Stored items

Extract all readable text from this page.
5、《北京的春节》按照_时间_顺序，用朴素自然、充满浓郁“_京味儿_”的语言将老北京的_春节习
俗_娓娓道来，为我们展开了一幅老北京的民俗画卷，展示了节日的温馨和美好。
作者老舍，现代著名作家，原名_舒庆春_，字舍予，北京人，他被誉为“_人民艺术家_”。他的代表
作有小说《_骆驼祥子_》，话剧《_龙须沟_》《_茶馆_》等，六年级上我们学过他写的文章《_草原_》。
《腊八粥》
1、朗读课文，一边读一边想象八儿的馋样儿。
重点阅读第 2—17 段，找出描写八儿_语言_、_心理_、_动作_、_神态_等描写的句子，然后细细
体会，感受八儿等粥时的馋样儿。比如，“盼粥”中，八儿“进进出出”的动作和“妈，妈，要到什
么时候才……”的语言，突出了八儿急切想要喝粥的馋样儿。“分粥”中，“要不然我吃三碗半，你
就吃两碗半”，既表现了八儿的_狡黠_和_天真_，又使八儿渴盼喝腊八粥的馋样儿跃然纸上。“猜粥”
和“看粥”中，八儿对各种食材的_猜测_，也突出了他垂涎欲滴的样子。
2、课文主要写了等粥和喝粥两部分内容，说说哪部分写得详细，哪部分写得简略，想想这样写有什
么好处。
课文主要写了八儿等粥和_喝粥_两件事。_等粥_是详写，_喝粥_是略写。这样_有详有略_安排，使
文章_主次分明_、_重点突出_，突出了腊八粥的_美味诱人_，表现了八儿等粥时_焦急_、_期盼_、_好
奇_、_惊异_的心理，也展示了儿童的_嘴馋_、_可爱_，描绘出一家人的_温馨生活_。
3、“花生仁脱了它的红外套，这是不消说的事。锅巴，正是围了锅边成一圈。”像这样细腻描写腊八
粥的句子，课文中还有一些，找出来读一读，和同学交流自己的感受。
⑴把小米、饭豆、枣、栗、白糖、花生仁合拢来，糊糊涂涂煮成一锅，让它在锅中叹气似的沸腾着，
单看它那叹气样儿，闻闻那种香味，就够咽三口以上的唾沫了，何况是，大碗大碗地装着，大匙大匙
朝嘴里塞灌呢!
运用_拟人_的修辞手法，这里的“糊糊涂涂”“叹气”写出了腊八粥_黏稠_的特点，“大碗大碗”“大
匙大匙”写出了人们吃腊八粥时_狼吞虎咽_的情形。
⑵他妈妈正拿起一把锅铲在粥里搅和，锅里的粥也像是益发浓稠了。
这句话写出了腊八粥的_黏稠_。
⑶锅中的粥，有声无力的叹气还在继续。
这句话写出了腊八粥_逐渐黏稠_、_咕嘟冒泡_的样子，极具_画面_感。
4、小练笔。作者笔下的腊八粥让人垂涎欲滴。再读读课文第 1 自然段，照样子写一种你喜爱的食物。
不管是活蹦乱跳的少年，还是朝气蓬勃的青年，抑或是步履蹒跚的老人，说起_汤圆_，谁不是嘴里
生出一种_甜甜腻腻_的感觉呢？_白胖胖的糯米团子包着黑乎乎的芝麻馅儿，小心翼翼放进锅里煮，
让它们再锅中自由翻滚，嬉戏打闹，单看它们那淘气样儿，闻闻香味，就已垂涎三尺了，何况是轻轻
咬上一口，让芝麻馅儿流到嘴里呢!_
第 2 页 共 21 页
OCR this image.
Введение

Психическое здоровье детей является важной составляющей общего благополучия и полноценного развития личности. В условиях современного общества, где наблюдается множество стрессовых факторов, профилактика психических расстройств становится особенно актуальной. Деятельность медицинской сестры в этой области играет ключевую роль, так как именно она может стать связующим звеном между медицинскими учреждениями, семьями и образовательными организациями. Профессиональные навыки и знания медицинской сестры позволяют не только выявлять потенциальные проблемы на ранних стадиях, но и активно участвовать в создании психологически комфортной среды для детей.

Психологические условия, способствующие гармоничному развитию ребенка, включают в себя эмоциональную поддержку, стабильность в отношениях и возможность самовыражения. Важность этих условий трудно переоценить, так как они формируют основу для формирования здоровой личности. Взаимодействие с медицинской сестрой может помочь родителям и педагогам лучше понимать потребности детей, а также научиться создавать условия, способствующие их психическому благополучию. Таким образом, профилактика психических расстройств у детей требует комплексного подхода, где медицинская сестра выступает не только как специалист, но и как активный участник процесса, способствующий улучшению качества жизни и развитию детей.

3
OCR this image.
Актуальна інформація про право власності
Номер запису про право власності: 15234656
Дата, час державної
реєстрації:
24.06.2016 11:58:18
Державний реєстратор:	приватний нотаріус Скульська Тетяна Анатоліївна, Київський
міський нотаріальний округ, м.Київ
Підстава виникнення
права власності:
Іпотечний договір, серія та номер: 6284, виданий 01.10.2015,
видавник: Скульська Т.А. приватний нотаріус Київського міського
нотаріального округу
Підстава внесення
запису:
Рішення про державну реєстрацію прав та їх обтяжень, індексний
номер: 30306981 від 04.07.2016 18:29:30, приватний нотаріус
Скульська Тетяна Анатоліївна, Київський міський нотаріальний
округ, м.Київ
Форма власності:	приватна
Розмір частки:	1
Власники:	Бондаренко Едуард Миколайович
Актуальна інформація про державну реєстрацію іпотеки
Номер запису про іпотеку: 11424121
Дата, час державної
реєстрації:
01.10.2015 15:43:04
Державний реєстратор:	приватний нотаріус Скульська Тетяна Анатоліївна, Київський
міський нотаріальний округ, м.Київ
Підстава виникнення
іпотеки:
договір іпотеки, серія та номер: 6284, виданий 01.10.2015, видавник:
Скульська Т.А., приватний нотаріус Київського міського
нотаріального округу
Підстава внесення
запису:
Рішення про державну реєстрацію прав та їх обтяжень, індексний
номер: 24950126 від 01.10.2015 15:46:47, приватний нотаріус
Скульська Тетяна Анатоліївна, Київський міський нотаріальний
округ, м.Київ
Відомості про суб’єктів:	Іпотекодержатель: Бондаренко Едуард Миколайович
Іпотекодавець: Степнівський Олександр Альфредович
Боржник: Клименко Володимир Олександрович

__WHAT IS BEING ASKED__: Determine how many lines of the listing hold the word "Едуард" and reply with that figure alone.

__OUTPUT OF THE EXERCISE__: 2